Exercise brief
Can you give every line of the entries below as a Markdown table with two columns, Row and Line, numbering each row and leaving out any blank lines?

:: Data supplied

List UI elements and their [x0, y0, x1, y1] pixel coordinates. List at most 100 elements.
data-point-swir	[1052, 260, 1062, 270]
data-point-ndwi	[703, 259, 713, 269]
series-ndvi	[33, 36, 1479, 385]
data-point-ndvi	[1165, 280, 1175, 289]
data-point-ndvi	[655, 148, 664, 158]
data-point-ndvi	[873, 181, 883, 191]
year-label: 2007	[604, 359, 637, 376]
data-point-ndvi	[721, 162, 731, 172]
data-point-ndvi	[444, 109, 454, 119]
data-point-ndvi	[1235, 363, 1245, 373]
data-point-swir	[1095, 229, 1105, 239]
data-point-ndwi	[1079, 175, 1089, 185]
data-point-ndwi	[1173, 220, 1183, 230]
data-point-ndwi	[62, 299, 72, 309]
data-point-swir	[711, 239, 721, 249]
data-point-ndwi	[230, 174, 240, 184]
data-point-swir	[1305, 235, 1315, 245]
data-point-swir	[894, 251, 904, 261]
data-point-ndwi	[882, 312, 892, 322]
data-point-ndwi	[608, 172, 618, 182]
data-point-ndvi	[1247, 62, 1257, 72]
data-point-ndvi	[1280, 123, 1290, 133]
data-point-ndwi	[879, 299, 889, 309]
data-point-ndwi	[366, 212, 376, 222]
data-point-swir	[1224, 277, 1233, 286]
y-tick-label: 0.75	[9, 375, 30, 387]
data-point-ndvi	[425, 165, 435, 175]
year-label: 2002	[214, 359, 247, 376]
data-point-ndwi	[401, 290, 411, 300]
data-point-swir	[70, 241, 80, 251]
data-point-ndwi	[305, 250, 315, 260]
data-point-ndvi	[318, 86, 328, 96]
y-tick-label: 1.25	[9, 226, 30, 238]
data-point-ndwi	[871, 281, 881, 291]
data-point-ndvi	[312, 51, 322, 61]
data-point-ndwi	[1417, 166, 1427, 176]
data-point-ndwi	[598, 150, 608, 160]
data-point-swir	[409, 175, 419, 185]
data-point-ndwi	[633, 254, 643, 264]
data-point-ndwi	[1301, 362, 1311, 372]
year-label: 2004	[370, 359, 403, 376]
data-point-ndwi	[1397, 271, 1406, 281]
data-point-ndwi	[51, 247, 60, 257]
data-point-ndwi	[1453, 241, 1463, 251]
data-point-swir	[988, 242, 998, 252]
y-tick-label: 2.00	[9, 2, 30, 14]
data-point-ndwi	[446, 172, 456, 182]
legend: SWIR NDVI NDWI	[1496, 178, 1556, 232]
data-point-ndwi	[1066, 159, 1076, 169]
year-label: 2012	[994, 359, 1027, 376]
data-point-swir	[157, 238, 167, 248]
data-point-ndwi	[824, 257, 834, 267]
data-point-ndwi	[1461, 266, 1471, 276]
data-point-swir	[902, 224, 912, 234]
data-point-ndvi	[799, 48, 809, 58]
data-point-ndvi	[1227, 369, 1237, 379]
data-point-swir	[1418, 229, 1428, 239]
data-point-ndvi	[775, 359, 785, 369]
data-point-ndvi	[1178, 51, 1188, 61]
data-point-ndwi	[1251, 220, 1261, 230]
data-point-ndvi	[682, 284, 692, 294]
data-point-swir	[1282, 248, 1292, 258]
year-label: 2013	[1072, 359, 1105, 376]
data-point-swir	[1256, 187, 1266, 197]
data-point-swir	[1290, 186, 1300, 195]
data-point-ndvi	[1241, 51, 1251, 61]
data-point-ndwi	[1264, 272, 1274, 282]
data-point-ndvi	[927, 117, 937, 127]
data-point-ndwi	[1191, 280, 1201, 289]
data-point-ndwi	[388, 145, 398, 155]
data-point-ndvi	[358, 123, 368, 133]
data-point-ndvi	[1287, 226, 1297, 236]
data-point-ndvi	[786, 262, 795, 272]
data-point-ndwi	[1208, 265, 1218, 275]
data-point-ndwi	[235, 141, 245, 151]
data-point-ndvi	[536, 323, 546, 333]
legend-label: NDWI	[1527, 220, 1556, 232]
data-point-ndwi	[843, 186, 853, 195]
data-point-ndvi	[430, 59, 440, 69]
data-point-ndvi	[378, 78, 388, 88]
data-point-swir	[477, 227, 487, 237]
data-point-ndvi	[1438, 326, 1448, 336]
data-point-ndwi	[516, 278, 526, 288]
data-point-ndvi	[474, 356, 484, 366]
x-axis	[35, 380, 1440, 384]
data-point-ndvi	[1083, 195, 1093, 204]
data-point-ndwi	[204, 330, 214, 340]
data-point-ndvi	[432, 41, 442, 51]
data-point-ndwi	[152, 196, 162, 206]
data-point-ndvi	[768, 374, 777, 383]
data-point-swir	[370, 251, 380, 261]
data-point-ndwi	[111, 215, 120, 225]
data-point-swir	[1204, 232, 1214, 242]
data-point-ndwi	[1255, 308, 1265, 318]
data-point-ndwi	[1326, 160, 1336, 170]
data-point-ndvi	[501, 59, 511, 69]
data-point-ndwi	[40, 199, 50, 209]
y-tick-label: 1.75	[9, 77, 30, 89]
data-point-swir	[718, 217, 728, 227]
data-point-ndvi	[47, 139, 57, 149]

::::

Task output
| Row | Line |
|---|---|
| 1 | List UI elements and their [x0, y0, x1, y1] pixel coordinates. List at most 100 elements. |
| 2 | data-point-swir	[1052, 260, 1062, 270] |
| 3 | data-point-ndwi	[703, 259, 713, 269] |
| 4 | series-ndvi	[33, 36, 1479, 385] |
| 5 | data-point-ndvi	[1165, 280, 1175, 289] |
| 6 | data-point-ndvi	[655, 148, 664, 158] |
| 7 | data-point-ndvi	[873, 181, 883, 191] |
| 8 | year-label: 2007	[604, 359, 637, 376] |
| 9 | data-point-ndvi	[721, 162, 731, 172] |
| 10 | data-point-ndvi	[444, 109, 454, 119] |
| 11 | data-point-ndvi	[1235, 363, 1245, 373] |
| 12 | data-point-swir	[1095, 229, 1105, 239] |
| 13 | data-point-ndwi	[1079, 175, 1089, 185] |
| 14 | data-point-ndwi	[1173, 220, 1183, 230] |
| 15 | data-point-ndwi	[62, 299, 72, 309] |
| 16 | data-point-swir	[711, 239, 721, 249] |
| 17 | data-point-ndwi	[230, 174, 240, 184] |
| 18 | data-point-swir	[1305, 235, 1315, 245] |
| 19 | data-point-swir	[894, 251, 904, 261] |
| 20 | data-point-ndwi	[882, 312, 892, 322] |
| 21 | data-point-ndwi	[608, 172, 618, 182] |
| 22 | data-point-ndvi	[1247, 62, 1257, 72] |
| 23 | data-point-ndvi	[1280, 123, 1290, 133] |
| 24 | data-point-ndwi	[879, 299, 889, 309] |
| 25 | data-point-ndwi	[366, 212, 376, 222] |
| 26 | data-point-swir	[1224, 277, 1233, 286] |
| 27 | y-tick-label: 0.75	[9, 375, 30, 387] |
| 28 | data-point-ndvi	[425, 165, 435, 175] |
| 29 | year-label: 2002	[214, 359, 247, 376] |
| 30 | data-point-ndwi	[401, 290, 411, 300] |
| 31 | data-point-swir	[70, 241, 80, 251] |
| 32 | data-point-ndwi	[305, 250, 315, 260] |
| 33 | data-point-ndvi	[318, 86, 328, 96] |
| 34 | y-tick-label: 1.25	[9, 226, 30, 238] |
| 35 | data-point-ndwi	[871, 281, 881, 291] |
| 36 | data-point-ndvi	[312, 51, 322, 61] |
| 37 | data-point-ndwi	[1417, 166, 1427, 176] |
| 38 | data-point-ndwi	[598, 150, 608, 160] |
| 39 | data-point-swir	[409, 175, 419, 185] |
| 40 | data-point-ndwi	[633, 254, 643, 264] |
| 41 | data-point-ndwi	[1301, 362, 1311, 372] |
| 42 | year-label: 2004	[370, 359, 403, 376] |
| 43 | data-point-ndwi	[1397, 271, 1406, 281] |
| 44 | data-point-ndwi	[51, 247, 60, 257] |
| 45 | data-point-ndwi	[1453, 241, 1463, 251] |
| 46 | data-point-swir	[988, 242, 998, 252] |
| 47 | y-tick-label: 2.00	[9, 2, 30, 14] |
| 48 | data-point-ndwi	[446, 172, 456, 182] |
| 49 | legend: SWIR NDVI NDWI	[1496, 178, 1556, 232] |
| 50 | data-point-ndwi	[1066, 159, 1076, 169] |
| 51 | year-label: 2012	[994, 359, 1027, 376] |
| 52 | data-point-swir	[157, 238, 167, 248] |
| 53 | data-point-ndwi	[824, 257, 834, 267] |
| 54 | data-point-ndwi	[1461, 266, 1471, 276] |
| 55 | data-point-swir	[902, 224, 912, 234] |
| 56 | data-point-ndvi	[799, 48, 809, 58] |
| 57 | data-point-ndvi	[1227, 369, 1237, 379] |
| 58 | data-point-swir	[1418, 229, 1428, 239] |
| 59 | data-point-ndvi	[775, 359, 785, 369] |
| 60 | data-point-ndvi	[1178, 51, 1188, 61] |
| 61 | data-point-ndwi	[1251, 220, 1261, 230] |
| 62 | data-point-ndvi	[682, 284, 692, 294] |
| 63 | data-point-swir	[1282, 248, 1292, 258] |
| 64 | year-label: 2013	[1072, 359, 1105, 376] |
| 65 | data-point-swir	[1256, 187, 1266, 197] |
| 66 | data-point-swir	[1290, 186, 1300, 195] |
| 67 | data-point-ndvi	[1241, 51, 1251, 61] |
| 68 | data-point-ndwi	[1264, 272, 1274, 282] |
| 69 | data-point-ndvi	[927, 117, 937, 127] |
| 70 | data-point-ndwi	[1191, 280, 1201, 289] |
| 71 | data-point-ndwi	[388, 145, 398, 155] |
| 72 | data-point-ndvi	[358, 123, 368, 133] |
| 73 | data-point-ndvi	[1287, 226, 1297, 236] |
| 74 | data-point-ndvi	[786, 262, 795, 272] |
| 75 | data-point-ndwi	[1208, 265, 1218, 275] |
| 76 | data-point-ndwi	[235, 141, 245, 151] |
| 77 | data-point-ndvi	[536, 323, 546, 333] |
| 78 | legend-label: NDWI	[1527, 220, 1556, 232] |
| 79 | data-point-ndwi	[843, 186, 853, 195] |
| 80 | data-point-ndvi	[430, 59, 440, 69] |
| 81 | data-point-ndvi	[378, 78, 388, 88] |
| 82 | data-point-swir	[477, 227, 487, 237] |
| 83 | data-point-ndvi	[1438, 326, 1448, 336] |
| 84 | data-point-ndwi	[516, 278, 526, 288] |
| 85 | data-point-ndvi	[474, 356, 484, 366] |
| 86 | x-axis	[35, 380, 1440, 384] |
| 87 | data-point-ndvi	[1083, 195, 1093, 204] |
| 88 | data-point-ndwi	[204, 330, 214, 340] |
| 89 | data-point-ndvi	[432, 41, 442, 51] |
| 90 | data-point-ndwi	[152, 196, 162, 206] |
| 91 | data-point-ndvi	[768, 374, 777, 383] |
| 92 | data-point-swir	[370, 251, 380, 261] |
| 93 | data-point-ndwi	[111, 215, 120, 225] |
| 94 | data-point-swir	[1204, 232, 1214, 242] |
| 95 | data-point-ndwi	[1255, 308, 1265, 318] |
| 96 | data-point-ndwi	[1326, 160, 1336, 170] |
| 97 | data-point-ndvi	[501, 59, 511, 69] |
| 98 | data-point-ndwi	[40, 199, 50, 209] |
| 99 | y-tick-label: 1.75	[9, 77, 30, 89] |
| 100 | data-point-swir	[718, 217, 728, 227] |
| 101 | data-point-ndvi	[47, 139, 57, 149] |